TASK DESCRIPTION —
Please write out the complete listing that follows, exactly as it reads.

(Raw records)

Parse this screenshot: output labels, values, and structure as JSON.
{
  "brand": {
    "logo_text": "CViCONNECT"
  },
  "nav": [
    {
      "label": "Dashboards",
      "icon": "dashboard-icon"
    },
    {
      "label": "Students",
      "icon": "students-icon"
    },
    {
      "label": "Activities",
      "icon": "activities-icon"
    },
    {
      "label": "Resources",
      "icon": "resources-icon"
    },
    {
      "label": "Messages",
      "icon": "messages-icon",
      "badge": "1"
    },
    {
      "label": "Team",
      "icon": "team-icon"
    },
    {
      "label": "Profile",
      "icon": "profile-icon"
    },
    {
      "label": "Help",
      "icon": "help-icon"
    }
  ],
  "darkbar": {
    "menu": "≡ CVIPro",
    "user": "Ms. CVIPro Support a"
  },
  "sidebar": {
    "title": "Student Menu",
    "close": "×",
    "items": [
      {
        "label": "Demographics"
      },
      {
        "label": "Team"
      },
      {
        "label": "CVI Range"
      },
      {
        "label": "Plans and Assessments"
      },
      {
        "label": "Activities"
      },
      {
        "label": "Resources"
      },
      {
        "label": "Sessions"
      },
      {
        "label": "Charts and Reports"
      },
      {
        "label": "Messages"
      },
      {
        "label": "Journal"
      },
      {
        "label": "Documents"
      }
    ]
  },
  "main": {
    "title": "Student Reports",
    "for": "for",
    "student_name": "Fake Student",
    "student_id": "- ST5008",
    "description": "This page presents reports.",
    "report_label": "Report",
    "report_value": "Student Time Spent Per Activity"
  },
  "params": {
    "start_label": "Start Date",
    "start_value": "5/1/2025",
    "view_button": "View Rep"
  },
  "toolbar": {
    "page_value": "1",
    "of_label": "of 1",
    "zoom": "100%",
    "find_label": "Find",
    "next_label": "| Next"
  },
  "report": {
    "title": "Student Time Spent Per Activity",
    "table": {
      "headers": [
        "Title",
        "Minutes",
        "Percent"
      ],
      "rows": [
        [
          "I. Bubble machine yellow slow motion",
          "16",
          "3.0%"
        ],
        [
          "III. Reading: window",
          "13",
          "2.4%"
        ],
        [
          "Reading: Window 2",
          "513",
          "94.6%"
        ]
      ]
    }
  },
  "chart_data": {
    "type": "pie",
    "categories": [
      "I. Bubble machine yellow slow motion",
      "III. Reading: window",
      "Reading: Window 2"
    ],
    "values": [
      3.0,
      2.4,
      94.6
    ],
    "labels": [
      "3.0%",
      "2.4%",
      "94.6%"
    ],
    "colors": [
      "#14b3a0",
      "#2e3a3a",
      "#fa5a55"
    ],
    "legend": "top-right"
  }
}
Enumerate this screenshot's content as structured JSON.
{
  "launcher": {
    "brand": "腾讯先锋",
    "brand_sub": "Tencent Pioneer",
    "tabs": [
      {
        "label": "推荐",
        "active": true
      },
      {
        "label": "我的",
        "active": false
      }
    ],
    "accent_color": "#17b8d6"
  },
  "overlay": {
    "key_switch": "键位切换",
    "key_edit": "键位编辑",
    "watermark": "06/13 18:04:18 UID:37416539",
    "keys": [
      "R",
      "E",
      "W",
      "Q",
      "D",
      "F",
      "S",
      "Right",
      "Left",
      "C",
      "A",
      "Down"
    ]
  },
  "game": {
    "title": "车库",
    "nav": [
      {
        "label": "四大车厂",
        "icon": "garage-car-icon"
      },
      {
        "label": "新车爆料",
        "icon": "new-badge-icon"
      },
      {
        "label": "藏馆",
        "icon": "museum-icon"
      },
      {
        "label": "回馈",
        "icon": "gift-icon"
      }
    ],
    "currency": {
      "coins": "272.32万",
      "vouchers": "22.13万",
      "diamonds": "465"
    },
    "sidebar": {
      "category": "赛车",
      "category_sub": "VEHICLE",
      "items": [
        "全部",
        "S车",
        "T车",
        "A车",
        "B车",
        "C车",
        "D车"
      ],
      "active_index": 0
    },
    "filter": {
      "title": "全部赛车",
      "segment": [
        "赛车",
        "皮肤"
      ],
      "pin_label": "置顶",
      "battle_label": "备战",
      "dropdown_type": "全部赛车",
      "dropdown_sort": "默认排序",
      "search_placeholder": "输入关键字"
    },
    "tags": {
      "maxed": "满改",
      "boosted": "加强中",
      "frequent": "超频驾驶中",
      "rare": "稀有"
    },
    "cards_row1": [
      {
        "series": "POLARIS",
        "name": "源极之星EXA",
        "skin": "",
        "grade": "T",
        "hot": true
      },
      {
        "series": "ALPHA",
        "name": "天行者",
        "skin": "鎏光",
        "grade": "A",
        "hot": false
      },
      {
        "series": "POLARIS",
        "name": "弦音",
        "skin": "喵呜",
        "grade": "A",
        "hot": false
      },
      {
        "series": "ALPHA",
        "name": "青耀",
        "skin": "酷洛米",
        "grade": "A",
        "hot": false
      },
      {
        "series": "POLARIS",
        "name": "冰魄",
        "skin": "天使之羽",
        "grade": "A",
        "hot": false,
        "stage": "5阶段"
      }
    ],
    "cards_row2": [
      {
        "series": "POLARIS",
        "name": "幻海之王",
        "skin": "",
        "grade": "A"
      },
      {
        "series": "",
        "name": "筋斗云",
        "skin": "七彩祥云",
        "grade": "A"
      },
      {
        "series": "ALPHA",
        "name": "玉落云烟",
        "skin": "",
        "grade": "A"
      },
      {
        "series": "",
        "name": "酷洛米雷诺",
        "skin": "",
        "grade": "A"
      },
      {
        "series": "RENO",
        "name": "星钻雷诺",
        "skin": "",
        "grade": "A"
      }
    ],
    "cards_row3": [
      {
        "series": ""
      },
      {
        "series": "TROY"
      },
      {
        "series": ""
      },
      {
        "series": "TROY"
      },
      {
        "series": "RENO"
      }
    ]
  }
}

FULL OUTPUT —
Parse this screenshot: output labels, values, and structure as JSON.
{
  "brand": {
    "logo_text": "CViCONNECT"
  },
  "nav": [
    {
      "label": "Dashboards",
      "icon": "dashboard-icon"
    },
    {
      "label": "Students",
      "icon": "students-icon"
    },
    {
      "label": "Activities",
      "icon": "activities-icon"
    },
    {
      "label": "Resources",
      "icon": "resources-icon"
    },
    {
      "label": "Messages",
      "icon": "messages-icon",
      "badge": "1"
    },
    {
      "label": "Team",
      "icon": "team-icon"
    },
    {
      "label": "Profile",
      "icon": "profile-icon"
    },
    {
      "label": "Help",
      "icon": "help-icon"
    }
  ],
  "darkbar": {
    "menu": "≡ CVIPro",
    "user": "Ms. CVIPro Support a"
  },
  "sidebar": {
    "title": "Student Menu",
    "close": "×",
    "items": [
      {
        "label": "Demographics"
      },
      {
        "label": "Team"
      },
      {
        "label": "CVI Range"
      },
      {
        "label": "Plans and Assessments"
      },
      {
        "label": "Activities"
      },
      {
        "label": "Resources"
      },
      {
        "label": "Sessions"
      },
      {
        "label": "Charts and Reports"
      },
      {
        "label": "Messages"
      },
      {
        "label": "Journal"
      },
      {
        "label": "Documents"
      }
    ]
  },
  "main": {
    "title": "Student Reports",
    "for": "for",
    "student_name": "Fake Student",
    "student_id": "- ST5008",
    "description": "This page presents reports.",
    "report_label": "Report",
    "report_value": "Student Time Spent Per Activity"
  },
  "params": {
    "start_label": "Start Date",
    "start_value": "5/1/2025",
    "view_button": "View Rep"
  },
  "toolbar": {
    "page_value": "1",
    "of_label": "of 1",
    "zoom": "100%",
    "find_label": "Find",
    "next_label": "| Next"
  },
  "report": {
    "title": "Student Time Spent Per Activity",
    "table": {
      "headers": [
        "Title",
        "Minutes",
        "Percent"
      ],
      "rows": [
        [
          "I. Bubble machine yellow slow motion",
          "16",
          "3.0%"
        ],
        [
          "III. Reading: window",
          "13",
          "2.4%"
        ],
        [
          "Reading: Window 2",
          "513",
          "94.6%"
        ]
      ]
    }
  },
  "chart_data": {
    "type": "pie",
    "categories": [
      "I. Bubble machine yellow slow motion",
      "III. Reading: window",
      "Reading: Window 2"
    ],
    "values": [
      3.0,
      2.4,
      94.6
    ],
    "labels": [
      "3.0%",
      "2.4%",
      "94.6%"
    ],
    "colors": [
      "#14b3a0",
      "#2e3a3a",
      "#fa5a55"
    ],
    "legend": "top-right"
  }
}
Enumerate this screenshot's content as structured JSON.
{
  "launcher": {
    "brand": "腾讯先锋",
    "brand_sub": "Tencent Pioneer",
    "tabs": [
      {
        "label": "推荐",
        "active": true
      },
      {
        "label": "我的",
        "active": false
      }
    ],
    "accent_color": "#17b8d6"
  },
  "overlay": {
    "key_switch": "键位切换",
    "key_edit": "键位编辑",
    "watermark": "06/13 18:04:18 UID:37416539",
    "keys": [
      "R",
      "E",
      "W",
      "Q",
      "D",
      "F",
      "S",
      "Right",
      "Left",
      "C",
      "A",
      "Down"
    ]
  },
  "game": {
    "title": "车库",
    "nav": [
      {
        "label": "四大车厂",
        "icon": "garage-car-icon"
      },
      {
        "label": "新车爆料",
        "icon": "new-badge-icon"
      },
      {
        "label": "藏馆",
        "icon": "museum-icon"
      },
      {
        "label": "回馈",
        "icon": "gift-icon"
      }
    ],
    "currency": {
      "coins": "272.32万",
      "vouchers": "22.13万",
      "diamonds": "465"
    },
    "sidebar": {
      "category": "赛车",
      "category_sub": "VEHICLE",
      "items": [
        "全部",
        "S车",
        "T车",
        "A车",
        "B车",
        "C车",
        "D车"
      ],
      "active_index": 0
    },
    "filter": {
      "title": "全部赛车",
      "segment": [
        "赛车",
        "皮肤"
      ],
      "pin_label": "置顶",
      "battle_label": "备战",
      "dropdown_type": "全部赛车",
      "dropdown_sort": "默认排序",
      "search_placeholder": "输入关键字"
    },
    "tags": {
      "maxed": "满改",
      "boosted": "加强中",
      "frequent": "超频驾驶中",
      "rare": "稀有"
    },
    "cards_row1": [
      {
        "series": "POLARIS",
        "name": "源极之星EXA",
        "skin": "",
        "grade": "T",
        "hot": true
      },
      {
        "series": "ALPHA",
        "name": "天行者",
        "skin": "鎏光",
        "grade": "A",
        "hot": false
      },
      {
        "series": "POLARIS",
        "name": "弦音",
        "skin": "喵呜",
        "grade": "A",
        "hot": false
      },
      {
        "series": "ALPHA",
        "name": "青耀",
        "skin": "酷洛米",
        "grade": "A",
        "hot": false
      },
      {
        "series": "POLARIS",
        "name": "冰魄",
        "skin": "天使之羽",
        "grade": "A",
        "hot": false,
        "stage": "5阶段"
      }
    ],
    "cards_row2": [
      {
        "series": "POLARIS",
        "name": "幻海之王",
        "skin": "",
        "grade": "A"
      },
      {
        "series": "",
        "name": "筋斗云",
        "skin": "七彩祥云",
        "grade": "A"
      },
      {
        "series": "ALPHA",
        "name": "玉落云烟",
        "skin": "",
        "grade": "A"
      },
      {
        "series": "",
        "name": "酷洛米雷诺",
        "skin": "",
        "grade": "A"
      },
      {
        "series": "RENO",
        "name": "星钻雷诺",
        "skin": "",
        "grade": "A"
      }
    ],
    "cards_row3": [
      {
        "series": ""
      },
      {
        "series": "TROY"
      },
      {
        "series": ""
      },
      {
        "series": "TROY"
      },
      {
        "series": "RENO"
      }
    ]
  }
}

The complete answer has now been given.